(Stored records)
# # # #
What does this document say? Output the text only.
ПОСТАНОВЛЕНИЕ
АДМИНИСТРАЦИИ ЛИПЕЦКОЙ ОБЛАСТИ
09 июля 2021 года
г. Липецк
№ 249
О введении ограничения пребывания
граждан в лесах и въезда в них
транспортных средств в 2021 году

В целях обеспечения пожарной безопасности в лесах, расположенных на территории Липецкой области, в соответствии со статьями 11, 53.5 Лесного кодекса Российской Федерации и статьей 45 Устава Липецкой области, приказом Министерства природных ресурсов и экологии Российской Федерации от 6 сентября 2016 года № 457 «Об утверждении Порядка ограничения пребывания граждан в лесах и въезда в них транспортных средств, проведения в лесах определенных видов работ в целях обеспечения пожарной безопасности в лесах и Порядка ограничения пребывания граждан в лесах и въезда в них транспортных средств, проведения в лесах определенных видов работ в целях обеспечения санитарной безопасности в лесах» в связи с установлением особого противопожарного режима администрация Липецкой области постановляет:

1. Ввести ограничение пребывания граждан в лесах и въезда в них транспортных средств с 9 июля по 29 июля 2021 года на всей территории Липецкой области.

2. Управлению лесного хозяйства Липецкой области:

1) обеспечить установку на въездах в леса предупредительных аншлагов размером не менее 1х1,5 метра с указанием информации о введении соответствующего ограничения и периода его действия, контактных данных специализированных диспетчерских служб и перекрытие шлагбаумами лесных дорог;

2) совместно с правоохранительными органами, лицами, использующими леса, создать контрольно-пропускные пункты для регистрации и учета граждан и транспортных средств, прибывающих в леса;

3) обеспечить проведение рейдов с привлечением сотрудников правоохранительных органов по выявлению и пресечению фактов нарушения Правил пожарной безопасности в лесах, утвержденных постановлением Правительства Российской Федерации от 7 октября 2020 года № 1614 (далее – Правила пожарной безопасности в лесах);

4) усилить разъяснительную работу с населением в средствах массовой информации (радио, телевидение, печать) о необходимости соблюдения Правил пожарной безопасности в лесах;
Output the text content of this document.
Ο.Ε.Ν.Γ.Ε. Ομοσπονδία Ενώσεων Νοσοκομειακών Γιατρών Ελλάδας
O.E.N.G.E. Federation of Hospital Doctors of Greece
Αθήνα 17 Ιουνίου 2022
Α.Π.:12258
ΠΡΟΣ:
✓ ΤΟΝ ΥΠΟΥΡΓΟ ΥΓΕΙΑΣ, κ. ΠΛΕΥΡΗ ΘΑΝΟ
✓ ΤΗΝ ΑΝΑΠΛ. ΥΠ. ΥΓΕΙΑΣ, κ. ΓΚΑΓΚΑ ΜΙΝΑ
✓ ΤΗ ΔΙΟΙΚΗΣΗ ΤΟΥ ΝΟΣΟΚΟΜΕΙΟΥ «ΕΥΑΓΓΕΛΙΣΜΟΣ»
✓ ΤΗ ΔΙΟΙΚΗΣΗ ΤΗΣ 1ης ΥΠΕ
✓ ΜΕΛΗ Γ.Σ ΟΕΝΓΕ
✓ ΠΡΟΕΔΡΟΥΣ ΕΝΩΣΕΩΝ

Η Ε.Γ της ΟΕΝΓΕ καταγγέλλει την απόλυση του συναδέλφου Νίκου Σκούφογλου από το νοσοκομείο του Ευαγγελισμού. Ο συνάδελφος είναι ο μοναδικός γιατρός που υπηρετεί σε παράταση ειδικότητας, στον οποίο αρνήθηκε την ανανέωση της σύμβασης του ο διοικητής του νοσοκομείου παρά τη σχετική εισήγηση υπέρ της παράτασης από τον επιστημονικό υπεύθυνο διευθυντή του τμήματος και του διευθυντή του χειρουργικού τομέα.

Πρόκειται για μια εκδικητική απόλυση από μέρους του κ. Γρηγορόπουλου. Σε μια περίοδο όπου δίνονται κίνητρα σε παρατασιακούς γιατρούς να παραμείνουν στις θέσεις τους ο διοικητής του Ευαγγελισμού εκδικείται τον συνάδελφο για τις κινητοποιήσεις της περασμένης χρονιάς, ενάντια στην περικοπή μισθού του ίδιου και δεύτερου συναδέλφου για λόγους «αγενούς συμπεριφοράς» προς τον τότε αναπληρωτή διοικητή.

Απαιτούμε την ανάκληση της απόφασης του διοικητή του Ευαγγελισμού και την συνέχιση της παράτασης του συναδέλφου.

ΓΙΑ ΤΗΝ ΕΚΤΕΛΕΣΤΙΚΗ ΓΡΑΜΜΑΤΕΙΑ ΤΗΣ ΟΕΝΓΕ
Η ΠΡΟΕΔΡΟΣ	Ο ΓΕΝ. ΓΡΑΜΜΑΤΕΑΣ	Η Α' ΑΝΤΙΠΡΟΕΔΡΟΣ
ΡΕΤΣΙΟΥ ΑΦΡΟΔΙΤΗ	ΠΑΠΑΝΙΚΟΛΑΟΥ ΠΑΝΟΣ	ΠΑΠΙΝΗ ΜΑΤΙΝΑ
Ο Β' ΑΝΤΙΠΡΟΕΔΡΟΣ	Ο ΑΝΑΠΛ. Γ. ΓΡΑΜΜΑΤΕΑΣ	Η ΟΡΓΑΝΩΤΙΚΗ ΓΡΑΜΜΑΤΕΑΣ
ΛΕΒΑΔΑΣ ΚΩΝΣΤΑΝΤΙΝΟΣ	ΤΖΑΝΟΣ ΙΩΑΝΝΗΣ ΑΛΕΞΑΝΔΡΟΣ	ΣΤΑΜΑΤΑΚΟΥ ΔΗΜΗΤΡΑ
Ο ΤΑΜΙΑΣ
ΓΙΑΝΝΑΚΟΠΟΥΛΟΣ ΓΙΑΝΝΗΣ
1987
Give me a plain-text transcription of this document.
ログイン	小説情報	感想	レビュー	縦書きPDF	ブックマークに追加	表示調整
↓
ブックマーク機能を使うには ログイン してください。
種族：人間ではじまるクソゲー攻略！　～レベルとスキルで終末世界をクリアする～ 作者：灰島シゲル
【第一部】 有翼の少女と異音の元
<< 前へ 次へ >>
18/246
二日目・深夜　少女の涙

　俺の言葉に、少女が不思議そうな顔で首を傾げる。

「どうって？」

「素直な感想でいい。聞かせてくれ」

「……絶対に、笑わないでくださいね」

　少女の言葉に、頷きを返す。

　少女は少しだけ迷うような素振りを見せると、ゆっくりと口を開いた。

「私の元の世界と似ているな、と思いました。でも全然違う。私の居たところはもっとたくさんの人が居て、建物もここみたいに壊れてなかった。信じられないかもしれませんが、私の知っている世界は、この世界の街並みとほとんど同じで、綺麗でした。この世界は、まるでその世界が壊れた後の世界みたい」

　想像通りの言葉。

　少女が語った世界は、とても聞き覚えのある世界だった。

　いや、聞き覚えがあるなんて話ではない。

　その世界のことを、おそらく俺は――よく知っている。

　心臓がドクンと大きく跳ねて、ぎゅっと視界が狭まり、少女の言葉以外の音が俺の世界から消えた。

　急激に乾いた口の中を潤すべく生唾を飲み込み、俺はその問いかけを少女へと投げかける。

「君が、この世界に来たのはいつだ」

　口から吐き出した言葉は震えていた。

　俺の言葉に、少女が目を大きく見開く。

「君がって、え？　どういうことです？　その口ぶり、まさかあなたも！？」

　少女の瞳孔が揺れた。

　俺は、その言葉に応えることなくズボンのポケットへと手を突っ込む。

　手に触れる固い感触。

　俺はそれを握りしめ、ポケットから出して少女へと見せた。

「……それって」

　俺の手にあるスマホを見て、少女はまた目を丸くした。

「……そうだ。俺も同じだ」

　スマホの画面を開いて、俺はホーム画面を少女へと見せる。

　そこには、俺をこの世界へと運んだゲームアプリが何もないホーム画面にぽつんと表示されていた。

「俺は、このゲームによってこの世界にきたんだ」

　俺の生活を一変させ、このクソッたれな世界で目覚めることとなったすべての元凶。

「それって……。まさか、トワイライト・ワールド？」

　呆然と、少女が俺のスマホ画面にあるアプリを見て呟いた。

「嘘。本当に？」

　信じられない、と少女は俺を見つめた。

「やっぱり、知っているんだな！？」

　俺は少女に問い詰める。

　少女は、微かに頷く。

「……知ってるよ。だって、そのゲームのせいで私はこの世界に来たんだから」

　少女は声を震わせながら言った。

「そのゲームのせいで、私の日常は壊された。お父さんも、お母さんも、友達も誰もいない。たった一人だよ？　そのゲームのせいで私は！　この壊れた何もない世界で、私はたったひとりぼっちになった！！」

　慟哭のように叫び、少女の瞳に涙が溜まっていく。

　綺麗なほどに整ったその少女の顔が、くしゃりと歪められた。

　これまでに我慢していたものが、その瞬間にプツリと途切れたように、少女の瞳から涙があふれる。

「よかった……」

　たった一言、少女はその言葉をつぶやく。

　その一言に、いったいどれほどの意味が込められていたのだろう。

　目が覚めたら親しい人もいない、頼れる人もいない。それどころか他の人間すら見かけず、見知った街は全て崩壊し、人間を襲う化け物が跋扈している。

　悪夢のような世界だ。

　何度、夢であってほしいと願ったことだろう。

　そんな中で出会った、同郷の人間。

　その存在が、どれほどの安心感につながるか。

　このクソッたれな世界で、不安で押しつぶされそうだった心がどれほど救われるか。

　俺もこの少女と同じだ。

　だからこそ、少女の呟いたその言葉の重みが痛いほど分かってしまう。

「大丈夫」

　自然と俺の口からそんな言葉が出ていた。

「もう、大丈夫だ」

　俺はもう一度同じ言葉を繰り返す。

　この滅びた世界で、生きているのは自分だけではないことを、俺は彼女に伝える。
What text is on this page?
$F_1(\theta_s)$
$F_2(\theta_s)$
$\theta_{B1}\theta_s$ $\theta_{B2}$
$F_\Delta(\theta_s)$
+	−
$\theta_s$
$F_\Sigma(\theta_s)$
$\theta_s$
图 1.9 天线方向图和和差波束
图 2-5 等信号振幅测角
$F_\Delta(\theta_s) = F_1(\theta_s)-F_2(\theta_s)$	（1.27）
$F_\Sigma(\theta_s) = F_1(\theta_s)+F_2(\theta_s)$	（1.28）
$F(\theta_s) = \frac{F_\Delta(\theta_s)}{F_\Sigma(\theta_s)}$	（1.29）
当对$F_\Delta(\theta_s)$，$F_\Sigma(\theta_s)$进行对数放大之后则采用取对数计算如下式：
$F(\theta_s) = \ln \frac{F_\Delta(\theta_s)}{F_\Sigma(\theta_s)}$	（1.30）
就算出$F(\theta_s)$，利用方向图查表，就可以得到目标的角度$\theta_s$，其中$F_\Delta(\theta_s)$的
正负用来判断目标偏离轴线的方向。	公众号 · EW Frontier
# # # #
#### [Your goal]
Collect each line above holding the string "text".

#### [Answer to the task]
What does this document say? Output the text only.
Output the text content of this document.
Give me a plain-text transcription of this document.
What text is on this page?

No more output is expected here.